= WORK TO DO =
Without the pictures, copy all the entries below exactly.

━━━━━━

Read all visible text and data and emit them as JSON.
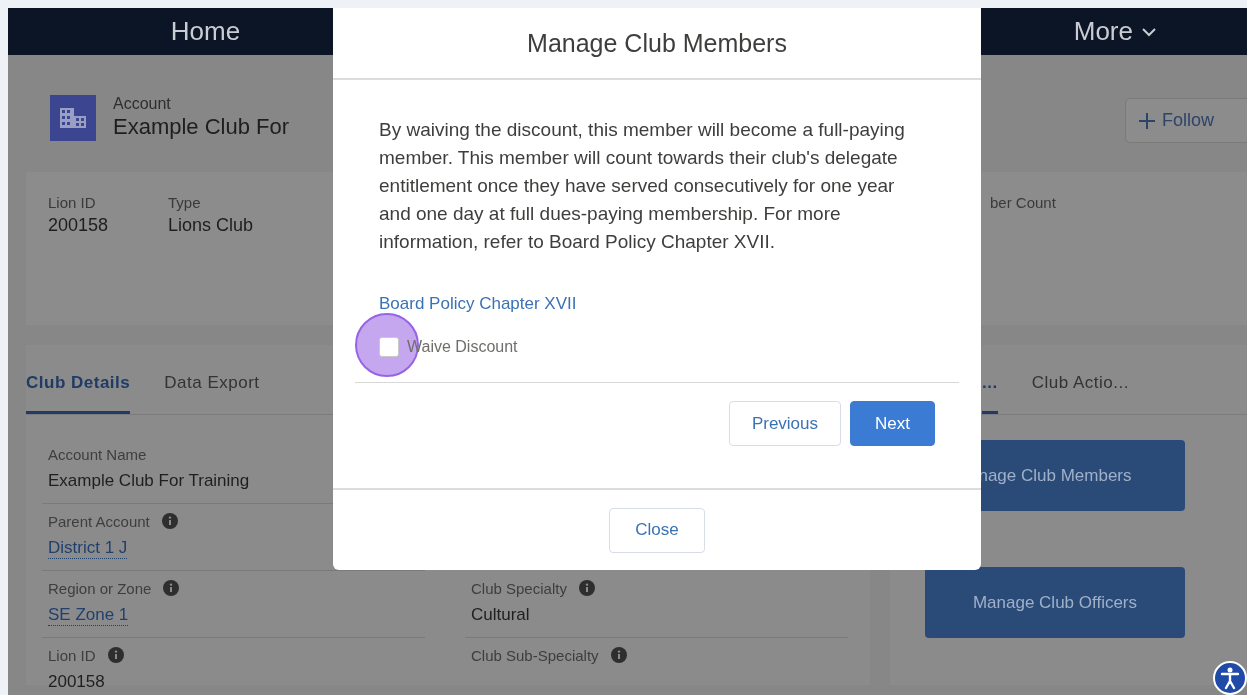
{
  "nav": {
    "items": [
      {
        "label": "Home",
        "dropdown": false
      },
      {
        "label": "More",
        "dropdown": true
      }
    ]
  },
  "record": {
    "object_type": "Account",
    "title": "Example Club For",
    "follow_button": {
      "label": "Follow"
    }
  },
  "highlights": [
    {
      "label": "Lion ID",
      "value": "200158"
    },
    {
      "label": "Type",
      "value": "Lions Club"
    },
    {
      "label": "ber Count"
    }
  ],
  "left_tabs": [
    {
      "label": "Club Details",
      "selected": true
    },
    {
      "label": "Data Export",
      "selected": false
    }
  ],
  "details": {
    "left_fields": [
      {
        "label": "Account Name",
        "value": "Example Club For Training",
        "info": false,
        "kind": "text"
      },
      {
        "label": "Parent Account",
        "value": "District 1 J",
        "info": true,
        "kind": "link"
      },
      {
        "label": "Region or Zone",
        "value": "SE Zone 1",
        "info": true,
        "kind": "link"
      },
      {
        "label": "Lion ID",
        "value": "200158",
        "info": true,
        "kind": "text"
      }
    ],
    "right_fields": [
      {
        "label": "Club Specialty",
        "value": "Cultural",
        "info": true,
        "kind": "text"
      },
      {
        "label": "Club Sub-Specialty",
        "info": true
      }
    ]
  },
  "right_tabs": [
    {
      "label": "...",
      "selected": true
    },
    {
      "label": "Club Actio...",
      "selected": false
    }
  ],
  "action_buttons": [
    "nage Club Members",
    "Manage Club Officers"
  ],
  "modal": {
    "title": "Manage Club Members",
    "message": "By waiving the discount, this member will become a full-paying member. This member will count towards their club's delegate entitlement once they have served consecutively for one year and one day at full dues-paying membership. For more information, refer to Board Policy Chapter XVII.",
    "link": "Board Policy Chapter XVII",
    "checkbox": {
      "label": "Waive Discount",
      "checked": false,
      "highlighted": true
    },
    "buttons": [
      {
        "label": "Previous",
        "kind": "neutral"
      },
      {
        "label": "Next",
        "kind": "brand"
      }
    ],
    "close_button": "Close"
  }
}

━━━━━━

= TASK RESULT =
Read all visible text and data and emit them as JSON.
{
  "nav": {
    "items": [
      {
        "label": "Home",
        "dropdown": false
      },
      {
        "label": "More",
        "dropdown": true
      }
    ]
  },
  "record": {
    "object_type": "Account",
    "title": "Example Club For",
    "follow_button": {
      "label": "Follow"
    }
  },
  "highlights": [
    {
      "label": "Lion ID",
      "value": "200158"
    },
    {
      "label": "Type",
      "value": "Lions Club"
    },
    {
      "label": "ber Count"
    }
  ],
  "left_tabs": [
    {
      "label": "Club Details",
      "selected": true
    },
    {
      "label": "Data Export",
      "selected": false
    }
  ],
  "details": {
    "left_fields": [
      {
        "label": "Account Name",
        "value": "Example Club For Training",
        "info": false,
        "kind": "text"
      },
      {
        "label": "Parent Account",
        "value": "District 1 J",
        "info": true,
        "kind": "link"
      },
      {
        "label": "Region or Zone",
        "value": "SE Zone 1",
        "info": true,
        "kind": "link"
      },
      {
        "label": "Lion ID",
        "value": "200158",
        "info": true,
        "kind": "text"
      }
    ],
    "right_fields": [
      {
        "label": "Club Specialty",
        "value": "Cultural",
        "info": true,
        "kind": "text"
      },
      {
        "label": "Club Sub-Specialty",
        "info": true
      }
    ]
  },
  "right_tabs": [
    {
      "label": "...",
      "selected": true
    },
    {
      "label": "Club Actio...",
      "selected": false
    }
  ],
  "action_buttons": [
    "nage Club Members",
    "Manage Club Officers"
  ],
  "modal": {
    "title": "Manage Club Members",
    "message": "By waiving the discount, this member will become a full-paying member. This member will count towards their club's delegate entitlement once they have served consecutively for one year and one day at full dues-paying membership. For more information, refer to Board Policy Chapter XVII.",
    "link": "Board Policy Chapter XVII",
    "checkbox": {
      "label": "Waive Discount",
      "checked": false,
      "highlighted": true
    },
    "buttons": [
      {
        "label": "Previous",
        "kind": "neutral"
      },
      {
        "label": "Next",
        "kind": "brand"
      }
    ],
    "close_button": "Close"
  }
}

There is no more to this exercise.